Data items
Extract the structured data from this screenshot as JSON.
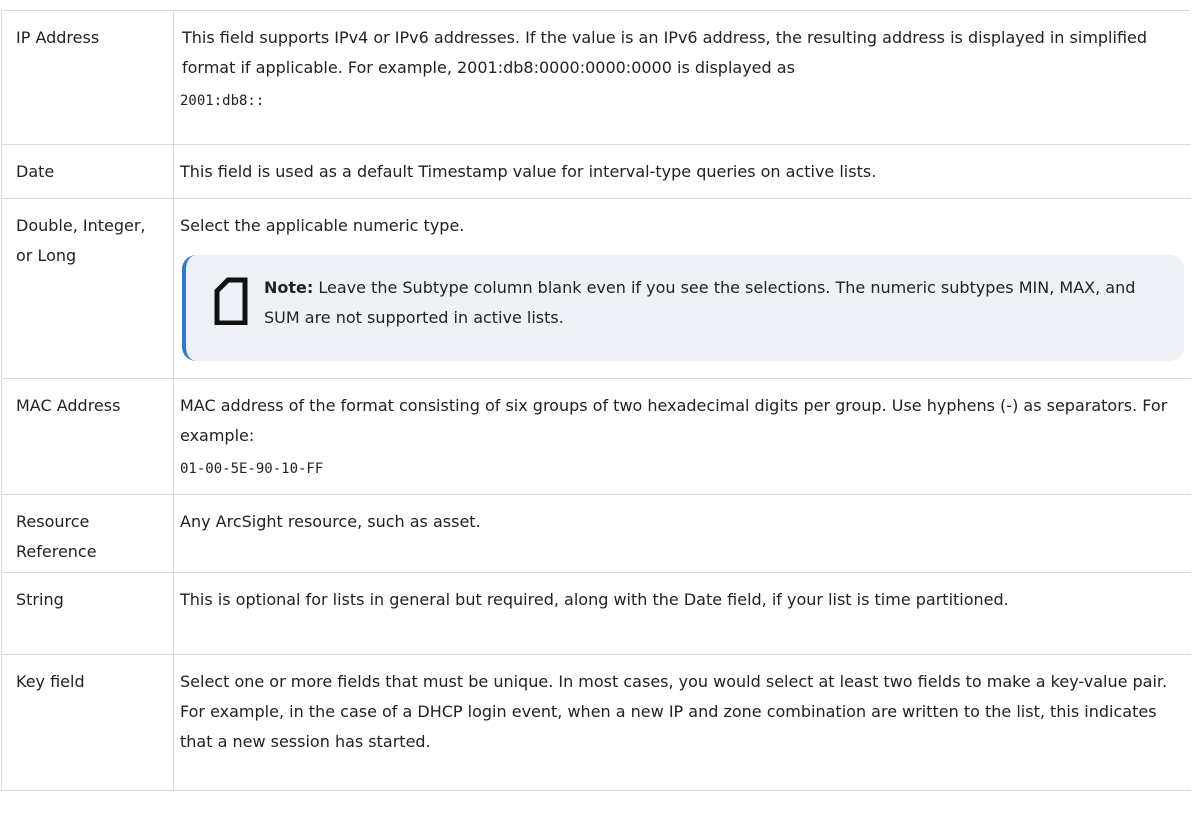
{
  "rows": [
    {
      "label": "IP Address",
      "description": "This field supports IPv4 or IPv6 addresses. If the value is an IPv6 address, the resulting address is displayed in simplified format if applicable. For example, 2001:db8:0000:0000:0000 is displayed as",
      "code": "2001:db8::"
    },
    {
      "label": "Date",
      "description": "This field is used as a default Timestamp value for interval-type queries on active lists."
    },
    {
      "label": "Double, Integer, or Long",
      "description": "Select the applicable numeric type.",
      "note": {
        "label": "Note:",
        "text": "Leave the Subtype column blank even if you see the selections. The numeric subtypes MIN, MAX, and SUM are not supported in active lists."
      }
    },
    {
      "label": "MAC Address",
      "description": "MAC address of the format consisting of six groups of two hexadecimal digits per group. Use hyphens (-) as separators. For example:",
      "code": "01-00-5E-90-10-FF"
    },
    {
      "label": "Resource Reference",
      "description": "Any ArcSight resource, such as asset."
    },
    {
      "label": "String",
      "description": "This is optional for lists in general but required, along with the Date field, if your list is time partitioned."
    },
    {
      "label": "Key field",
      "description": "Select one or more fields that must be unique. In most cases, you would select at least two fields to make a key-value pair. For example, in the case of a DHCP login event, when a new IP and zone combination are written to the list, this indicates that a new session has started."
    }
  ],
  "colors": {
    "border": "#dcdcdc",
    "note_bg": "#eef2f6",
    "note_accent": "#2b7bd3",
    "text": "#222222"
  },
  "icons": {
    "note": "note-page-icon"
  }
}
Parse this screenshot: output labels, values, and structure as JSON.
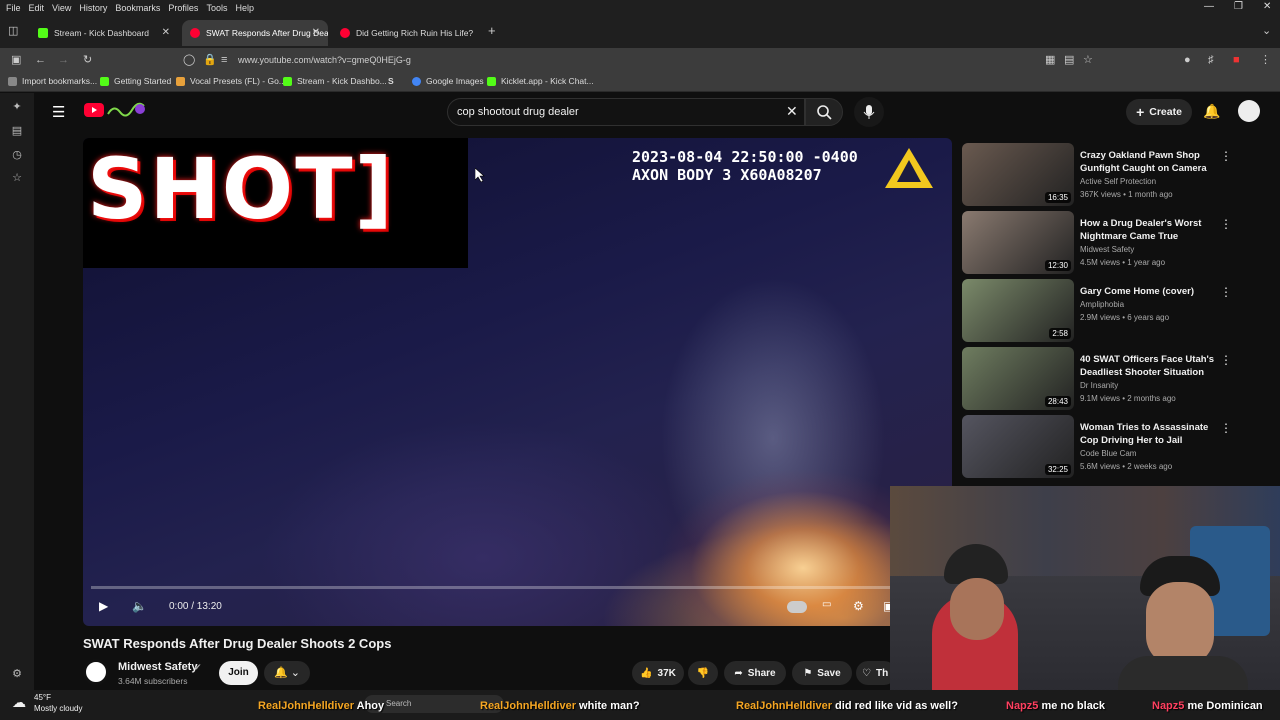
{
  "menubar": [
    "File",
    "Edit",
    "View",
    "History",
    "Bookmarks",
    "Profiles",
    "Tools",
    "Help"
  ],
  "tabs": [
    {
      "label": "Stream - Kick Dashboard",
      "color": "#53fc18"
    },
    {
      "label": "SWAT Responds After Drug Dea",
      "color": "#ff0033"
    },
    {
      "label": "Did Getting Rich Ruin His Life?",
      "color": "#ff0033"
    }
  ],
  "address": {
    "url": "www.youtube.com/watch?v=gmeQ0HEjG-g"
  },
  "bookmarks": [
    {
      "label": "Import bookmarks...",
      "color": "#888"
    },
    {
      "label": "Getting Started",
      "color": "#53fc18"
    },
    {
      "label": "Vocal Presets (FL) - Go...",
      "color": "#e8a13b"
    },
    {
      "label": "Stream - Kick Dashbo...",
      "color": "#53fc18"
    },
    {
      "label": "S",
      "color": "#555"
    },
    {
      "label": "Google Images",
      "color": "#4285f4"
    },
    {
      "label": "Kicklet.app - Kick Chat...",
      "color": "#53fc18"
    }
  ],
  "search": {
    "query": "cop shootout drug dealer"
  },
  "header": {
    "create_label": "Create"
  },
  "video": {
    "overlay_text": "SHOT]",
    "timestamp_line1": "2023-08-04 22:50:00 -0400",
    "timestamp_line2": "AXON BODY 3 X60A08207",
    "time": "0:00 / 13:20",
    "progress": 0.0
  },
  "title": "SWAT Responds After Drug Dealer Shoots 2 Cops",
  "channel": {
    "name": "Midwest Safety",
    "subs": "3.64M subscribers",
    "join_label": "Join"
  },
  "actions": {
    "likes": "37K",
    "share": "Share",
    "save": "Save",
    "thanks": "Th"
  },
  "recommendations": [
    {
      "title": "Crazy Oakland Pawn Shop Gunfight Caught on Camera",
      "channel": "Active Self Protection",
      "meta": "367K views • 1 month ago",
      "duration": "16:35",
      "thumb_color": "#6a5a50"
    },
    {
      "title": "How a Drug Dealer's Worst Nightmare Came True",
      "channel": "Midwest Safety",
      "meta": "4.5M views • 1 year ago",
      "duration": "12:30",
      "thumb_color": "#8a7a70"
    },
    {
      "title": "Gary Come Home (cover)",
      "channel": "Ampliphobia",
      "meta": "2.9M views • 6 years ago",
      "duration": "2:58",
      "thumb_color": "#7b8a6a"
    },
    {
      "title": "40 SWAT Officers Face Utah's Deadliest Shooter Situation",
      "channel": "Dr Insanity",
      "meta": "9.1M views • 2 months ago",
      "duration": "28:43",
      "thumb_color": "#6f7d60"
    },
    {
      "title": "Woman Tries to Assassinate Cop Driving Her to Jail",
      "channel": "Code Blue Cam",
      "meta": "5.6M views • 2 weeks ago",
      "duration": "32:25",
      "thumb_color": "#555560"
    }
  ],
  "weather": {
    "temp": "45°F",
    "desc": "Mostly cloudy"
  },
  "taskbar": {
    "search_label": "Search"
  },
  "chat": [
    {
      "user": "RealJohnHelldiver",
      "message": "Ahoy",
      "color": "#f5a623"
    },
    {
      "user": "RealJohnHelldiver",
      "message": "white man?",
      "color": "#f5a623"
    },
    {
      "user": "RealJohnHelldiver",
      "message": "did red like vid as well?",
      "color": "#f5a623"
    },
    {
      "user": "Napz5",
      "message": "me no black",
      "color": "#ff4060"
    },
    {
      "user": "Napz5",
      "message": "me Dominican",
      "color": "#ff4060"
    }
  ]
}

TO BE DONE
Exclude the images and reproduce the remaining data exactly.

SOLUTION TO THIS TASK
Extract the structured data from this screenshot as JSON.
{
  "rows": [
    {
      "label": "IP Address",
      "description": "This field supports IPv4 or IPv6 addresses. If the value is an IPv6 address, the resulting address is displayed in simplified format if applicable. For example, 2001:db8:0000:0000:0000 is displayed as",
      "code": "2001:db8::"
    },
    {
      "label": "Date",
      "description": "This field is used as a default Timestamp value for interval-type queries on active lists."
    },
    {
      "label": "Double, Integer, or Long",
      "description": "Select the applicable numeric type.",
      "note": {
        "label": "Note:",
        "text": "Leave the Subtype column blank even if you see the selections. The numeric subtypes MIN, MAX, and SUM are not supported in active lists."
      }
    },
    {
      "label": "MAC Address",
      "description": "MAC address of the format consisting of six groups of two hexadecimal digits per group. Use hyphens (-) as separators. For example:",
      "code": "01-00-5E-90-10-FF"
    },
    {
      "label": "Resource Reference",
      "description": "Any ArcSight resource, such as asset."
    },
    {
      "label": "String",
      "description": "This is optional for lists in general but required, along with the Date field, if your list is time partitioned."
    },
    {
      "label": "Key field",
      "description": "Select one or more fields that must be unique. In most cases, you would select at least two fields to make a key-value pair. For example, in the case of a DHCP login event, when a new IP and zone combination are written to the list, this indicates that a new session has started."
    }
  ],
  "colors": {
    "border": "#dcdcdc",
    "note_bg": "#eef2f6",
    "note_accent": "#2b7bd3",
    "text": "#222222"
  },
  "icons": {
    "note": "note-page-icon"
  }
}
Parse this screenshot: output labels, values, and structure as JSON.
{
  "menubar": [
    "File",
    "Edit",
    "View",
    "History",
    "Bookmarks",
    "Profiles",
    "Tools",
    "Help"
  ],
  "tabs": [
    {
      "label": "Stream - Kick Dashboard",
      "color": "#53fc18"
    },
    {
      "label": "SWAT Responds After Drug Dea",
      "color": "#ff0033"
    },
    {
      "label": "Did Getting Rich Ruin His Life?",
      "color": "#ff0033"
    }
  ],
  "address": {
    "url": "www.youtube.com/watch?v=gmeQ0HEjG-g"
  },
  "bookmarks": [
    {
      "label": "Import bookmarks...",
      "color": "#888"
    },
    {
      "label": "Getting Started",
      "color": "#53fc18"
    },
    {
      "label": "Vocal Presets (FL) - Go...",
      "color": "#e8a13b"
    },
    {
      "label": "Stream - Kick Dashbo...",
      "color": "#53fc18"
    },
    {
      "label": "S",
      "color": "#555"
    },
    {
      "label": "Google Images",
      "color": "#4285f4"
    },
    {
      "label": "Kicklet.app - Kick Chat...",
      "color": "#53fc18"
    }
  ],
  "search": {
    "query": "cop shootout drug dealer"
  },
  "header": {
    "create_label": "Create"
  },
  "video": {
    "overlay_text": "SHOT]",
    "timestamp_line1": "2023-08-04 22:50:00 -0400",
    "timestamp_line2": "AXON BODY 3 X60A08207",
    "time": "0:00 / 13:20",
    "progress": 0.0
  },
  "title": "SWAT Responds After Drug Dealer Shoots 2 Cops",
  "channel": {
    "name": "Midwest Safety",
    "subs": "3.64M subscribers",
    "join_label": "Join"
  },
  "actions": {
    "likes": "37K",
    "share": "Share",
    "save": "Save",
    "thanks": "Th"
  },
  "recommendations": [
    {
      "title": "Crazy Oakland Pawn Shop Gunfight Caught on Camera",
      "channel": "Active Self Protection",
      "meta": "367K views • 1 month ago",
      "duration": "16:35",
      "thumb_color": "#6a5a50"
    },
    {
      "title": "How a Drug Dealer's Worst Nightmare Came True",
      "channel": "Midwest Safety",
      "meta": "4.5M views • 1 year ago",
      "duration": "12:30",
      "thumb_color": "#8a7a70"
    },
    {
      "title": "Gary Come Home (cover)",
      "channel": "Ampliphobia",
      "meta": "2.9M views • 6 years ago",
      "duration": "2:58",
      "thumb_color": "#7b8a6a"
    },
    {
      "title": "40 SWAT Officers Face Utah's Deadliest Shooter Situation",
      "channel": "Dr Insanity",
      "meta": "9.1M views • 2 months ago",
      "duration": "28:43",
      "thumb_color": "#6f7d60"
    },
    {
      "title": "Woman Tries to Assassinate Cop Driving Her to Jail",
      "channel": "Code Blue Cam",
      "meta": "5.6M views • 2 weeks ago",
      "duration": "32:25",
      "thumb_color": "#555560"
    }
  ],
  "weather": {
    "temp": "45°F",
    "desc": "Mostly cloudy"
  },
  "taskbar": {
    "search_label": "Search"
  },
  "chat": [
    {
      "user": "RealJohnHelldiver",
      "message": "Ahoy",
      "color": "#f5a623"
    },
    {
      "user": "RealJohnHelldiver",
      "message": "white man?",
      "color": "#f5a623"
    },
    {
      "user": "RealJohnHelldiver",
      "message": "did red like vid as well?",
      "color": "#f5a623"
    },
    {
      "user": "Napz5",
      "message": "me no black",
      "color": "#ff4060"
    },
    {
      "user": "Napz5",
      "message": "me Dominican",
      "color": "#ff4060"
    }
  ]
}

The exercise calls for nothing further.